Raw data:
--- Begin ---

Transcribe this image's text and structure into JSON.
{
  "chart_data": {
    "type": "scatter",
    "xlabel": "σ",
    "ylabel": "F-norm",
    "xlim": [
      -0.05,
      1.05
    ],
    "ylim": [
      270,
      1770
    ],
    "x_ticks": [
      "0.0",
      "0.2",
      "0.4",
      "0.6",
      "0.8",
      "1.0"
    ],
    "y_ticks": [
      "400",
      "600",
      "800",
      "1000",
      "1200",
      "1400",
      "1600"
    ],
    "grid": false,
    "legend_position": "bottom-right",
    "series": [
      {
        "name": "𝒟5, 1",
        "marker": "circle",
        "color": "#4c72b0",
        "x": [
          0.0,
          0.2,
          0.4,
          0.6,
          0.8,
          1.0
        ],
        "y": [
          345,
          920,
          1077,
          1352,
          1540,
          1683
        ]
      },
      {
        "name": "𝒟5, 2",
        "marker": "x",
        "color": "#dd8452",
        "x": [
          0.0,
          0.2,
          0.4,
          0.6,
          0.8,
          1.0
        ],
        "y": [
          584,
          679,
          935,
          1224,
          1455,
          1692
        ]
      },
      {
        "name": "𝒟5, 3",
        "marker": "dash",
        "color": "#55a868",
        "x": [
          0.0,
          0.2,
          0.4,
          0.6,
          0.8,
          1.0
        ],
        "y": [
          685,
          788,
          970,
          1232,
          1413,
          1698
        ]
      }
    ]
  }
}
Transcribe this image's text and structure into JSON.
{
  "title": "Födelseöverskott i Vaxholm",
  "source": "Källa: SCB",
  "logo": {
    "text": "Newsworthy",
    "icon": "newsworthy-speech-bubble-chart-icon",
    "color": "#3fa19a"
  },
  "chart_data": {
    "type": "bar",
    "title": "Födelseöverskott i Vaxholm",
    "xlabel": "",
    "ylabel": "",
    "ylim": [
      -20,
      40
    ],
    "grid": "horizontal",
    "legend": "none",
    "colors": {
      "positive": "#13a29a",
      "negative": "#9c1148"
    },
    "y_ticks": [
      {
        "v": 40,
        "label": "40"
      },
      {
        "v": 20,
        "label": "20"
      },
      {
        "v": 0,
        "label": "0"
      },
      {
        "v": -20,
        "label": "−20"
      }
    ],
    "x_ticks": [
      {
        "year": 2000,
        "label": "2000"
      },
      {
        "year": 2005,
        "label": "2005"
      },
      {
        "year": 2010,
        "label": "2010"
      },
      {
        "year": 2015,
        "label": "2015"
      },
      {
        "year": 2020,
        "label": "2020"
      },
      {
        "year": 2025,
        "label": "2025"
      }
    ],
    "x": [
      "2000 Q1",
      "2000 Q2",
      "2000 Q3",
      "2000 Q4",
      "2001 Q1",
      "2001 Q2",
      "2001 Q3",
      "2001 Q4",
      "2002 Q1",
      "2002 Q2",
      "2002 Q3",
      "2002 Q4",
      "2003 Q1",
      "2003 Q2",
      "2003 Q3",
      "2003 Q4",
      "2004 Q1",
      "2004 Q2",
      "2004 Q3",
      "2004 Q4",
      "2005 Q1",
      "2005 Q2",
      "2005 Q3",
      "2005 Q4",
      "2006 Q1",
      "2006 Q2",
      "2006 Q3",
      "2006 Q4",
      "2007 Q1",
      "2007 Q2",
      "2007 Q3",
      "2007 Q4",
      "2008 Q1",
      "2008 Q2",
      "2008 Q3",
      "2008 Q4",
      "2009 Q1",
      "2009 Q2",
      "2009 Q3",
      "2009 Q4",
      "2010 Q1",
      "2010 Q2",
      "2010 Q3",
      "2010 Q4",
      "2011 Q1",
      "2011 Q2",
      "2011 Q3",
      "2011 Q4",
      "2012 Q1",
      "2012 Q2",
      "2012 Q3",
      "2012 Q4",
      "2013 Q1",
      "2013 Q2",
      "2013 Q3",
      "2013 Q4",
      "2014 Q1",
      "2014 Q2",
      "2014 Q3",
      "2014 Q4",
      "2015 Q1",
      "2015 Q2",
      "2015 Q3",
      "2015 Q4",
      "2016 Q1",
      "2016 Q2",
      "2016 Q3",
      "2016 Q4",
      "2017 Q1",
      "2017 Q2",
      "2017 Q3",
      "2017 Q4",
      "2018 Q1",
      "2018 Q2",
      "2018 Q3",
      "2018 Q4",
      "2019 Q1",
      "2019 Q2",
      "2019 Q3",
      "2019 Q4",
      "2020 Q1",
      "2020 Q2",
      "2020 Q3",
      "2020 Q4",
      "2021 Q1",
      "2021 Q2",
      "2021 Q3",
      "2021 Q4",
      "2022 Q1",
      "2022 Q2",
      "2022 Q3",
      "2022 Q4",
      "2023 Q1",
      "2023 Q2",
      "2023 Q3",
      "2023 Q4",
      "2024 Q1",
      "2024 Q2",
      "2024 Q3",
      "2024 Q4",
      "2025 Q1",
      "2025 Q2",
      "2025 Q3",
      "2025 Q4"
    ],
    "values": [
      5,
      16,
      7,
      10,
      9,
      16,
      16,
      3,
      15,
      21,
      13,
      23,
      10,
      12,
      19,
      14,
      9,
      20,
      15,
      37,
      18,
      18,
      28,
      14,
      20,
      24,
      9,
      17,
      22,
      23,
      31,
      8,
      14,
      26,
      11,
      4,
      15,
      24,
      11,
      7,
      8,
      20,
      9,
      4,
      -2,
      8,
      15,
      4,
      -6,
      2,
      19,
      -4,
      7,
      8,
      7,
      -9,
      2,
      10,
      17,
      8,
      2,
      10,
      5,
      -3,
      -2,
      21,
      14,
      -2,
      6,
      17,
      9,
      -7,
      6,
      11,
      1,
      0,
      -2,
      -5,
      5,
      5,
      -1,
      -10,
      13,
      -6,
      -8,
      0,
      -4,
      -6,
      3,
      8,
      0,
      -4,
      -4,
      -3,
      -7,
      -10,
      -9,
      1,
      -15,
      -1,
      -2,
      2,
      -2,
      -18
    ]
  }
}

--- End ---

What you need to do: Write all of the records out again exactly.

Solution for this exercise:
Transcribe this image's text and structure into JSON.
{
  "chart_data": {
    "type": "scatter",
    "xlabel": "σ",
    "ylabel": "F-norm",
    "xlim": [
      -0.05,
      1.05
    ],
    "ylim": [
      270,
      1770
    ],
    "x_ticks": [
      "0.0",
      "0.2",
      "0.4",
      "0.6",
      "0.8",
      "1.0"
    ],
    "y_ticks": [
      "400",
      "600",
      "800",
      "1000",
      "1200",
      "1400",
      "1600"
    ],
    "grid": false,
    "legend_position": "bottom-right",
    "series": [
      {
        "name": "𝒟5, 1",
        "marker": "circle",
        "color": "#4c72b0",
        "x": [
          0.0,
          0.2,
          0.4,
          0.6,
          0.8,
          1.0
        ],
        "y": [
          345,
          920,
          1077,
          1352,
          1540,
          1683
        ]
      },
      {
        "name": "𝒟5, 2",
        "marker": "x",
        "color": "#dd8452",
        "x": [
          0.0,
          0.2,
          0.4,
          0.6,
          0.8,
          1.0
        ],
        "y": [
          584,
          679,
          935,
          1224,
          1455,
          1692
        ]
      },
      {
        "name": "𝒟5, 3",
        "marker": "dash",
        "color": "#55a868",
        "x": [
          0.0,
          0.2,
          0.4,
          0.6,
          0.8,
          1.0
        ],
        "y": [
          685,
          788,
          970,
          1232,
          1413,
          1698
        ]
      }
    ]
  }
}
Transcribe this image's text and structure into JSON.
{
  "title": "Födelseöverskott i Vaxholm",
  "source": "Källa: SCB",
  "logo": {
    "text": "Newsworthy",
    "icon": "newsworthy-speech-bubble-chart-icon",
    "color": "#3fa19a"
  },
  "chart_data": {
    "type": "bar",
    "title": "Födelseöverskott i Vaxholm",
    "xlabel": "",
    "ylabel": "",
    "ylim": [
      -20,
      40
    ],
    "grid": "horizontal",
    "legend": "none",
    "colors": {
      "positive": "#13a29a",
      "negative": "#9c1148"
    },
    "y_ticks": [
      {
        "v": 40,
        "label": "40"
      },
      {
        "v": 20,
        "label": "20"
      },
      {
        "v": 0,
        "label": "0"
      },
      {
        "v": -20,
        "label": "−20"
      }
    ],
    "x_ticks": [
      {
        "year": 2000,
        "label": "2000"
      },
      {
        "year": 2005,
        "label": "2005"
      },
      {
        "year": 2010,
        "label": "2010"
      },
      {
        "year": 2015,
        "label": "2015"
      },
      {
        "year": 2020,
        "label": "2020"
      },
      {
        "year": 2025,
        "label": "2025"
      }
    ],
    "x": [
      "2000 Q1",
      "2000 Q2",
      "2000 Q3",
      "2000 Q4",
      "2001 Q1",
      "2001 Q2",
      "2001 Q3",
      "2001 Q4",
      "2002 Q1",
      "2002 Q2",
      "2002 Q3",
      "2002 Q4",
      "2003 Q1",
      "2003 Q2",
      "2003 Q3",
      "2003 Q4",
      "2004 Q1",
      "2004 Q2",
      "2004 Q3",
      "2004 Q4",
      "2005 Q1",
      "2005 Q2",
      "2005 Q3",
      "2005 Q4",
      "2006 Q1",
      "2006 Q2",
      "2006 Q3",
      "2006 Q4",
      "2007 Q1",
      "2007 Q2",
      "2007 Q3",
      "2007 Q4",
      "2008 Q1",
      "2008 Q2",
      "2008 Q3",
      "2008 Q4",
      "2009 Q1",
      "2009 Q2",
      "2009 Q3",
      "2009 Q4",
      "2010 Q1",
      "2010 Q2",
      "2010 Q3",
      "2010 Q4",
      "2011 Q1",
      "2011 Q2",
      "2011 Q3",
      "2011 Q4",
      "2012 Q1",
      "2012 Q2",
      "2012 Q3",
      "2012 Q4",
      "2013 Q1",
      "2013 Q2",
      "2013 Q3",
      "2013 Q4",
      "2014 Q1",
      "2014 Q2",
      "2014 Q3",
      "2014 Q4",
      "2015 Q1",
      "2015 Q2",
      "2015 Q3",
      "2015 Q4",
      "2016 Q1",
      "2016 Q2",
      "2016 Q3",
      "2016 Q4",
      "2017 Q1",
      "2017 Q2",
      "2017 Q3",
      "2017 Q4",
      "2018 Q1",
      "2018 Q2",
      "2018 Q3",
      "2018 Q4",
      "2019 Q1",
      "2019 Q2",
      "2019 Q3",
      "2019 Q4",
      "2020 Q1",
      "2020 Q2",
      "2020 Q3",
      "2020 Q4",
      "2021 Q1",
      "2021 Q2",
      "2021 Q3",
      "2021 Q4",
      "2022 Q1",
      "2022 Q2",
      "2022 Q3",
      "2022 Q4",
      "2023 Q1",
      "2023 Q2",
      "2023 Q3",
      "2023 Q4",
      "2024 Q1",
      "2024 Q2",
      "2024 Q3",
      "2024 Q4",
      "2025 Q1",
      "2025 Q2",
      "2025 Q3",
      "2025 Q4"
    ],
    "values": [
      5,
      16,
      7,
      10,
      9,
      16,
      16,
      3,
      15,
      21,
      13,
      23,
      10,
      12,
      19,
      14,
      9,
      20,
      15,
      37,
      18,
      18,
      28,
      14,
      20,
      24,
      9,
      17,
      22,
      23,
      31,
      8,
      14,
      26,
      11,
      4,
      15,
      24,
      11,
      7,
      8,
      20,
      9,
      4,
      -2,
      8,
      15,
      4,
      -6,
      2,
      19,
      -4,
      7,
      8,
      7,
      -9,
      2,
      10,
      17,
      8,
      2,
      10,
      5,
      -3,
      -2,
      21,
      14,
      -2,
      6,
      17,
      9,
      -7,
      6,
      11,
      1,
      0,
      -2,
      -5,
      5,
      5,
      -1,
      -10,
      13,
      -6,
      -8,
      0,
      -4,
      -6,
      3,
      8,
      0,
      -4,
      -4,
      -3,
      -7,
      -10,
      -9,
      1,
      -15,
      -1,
      -2,
      2,
      -2,
      -18
    ]
  }
}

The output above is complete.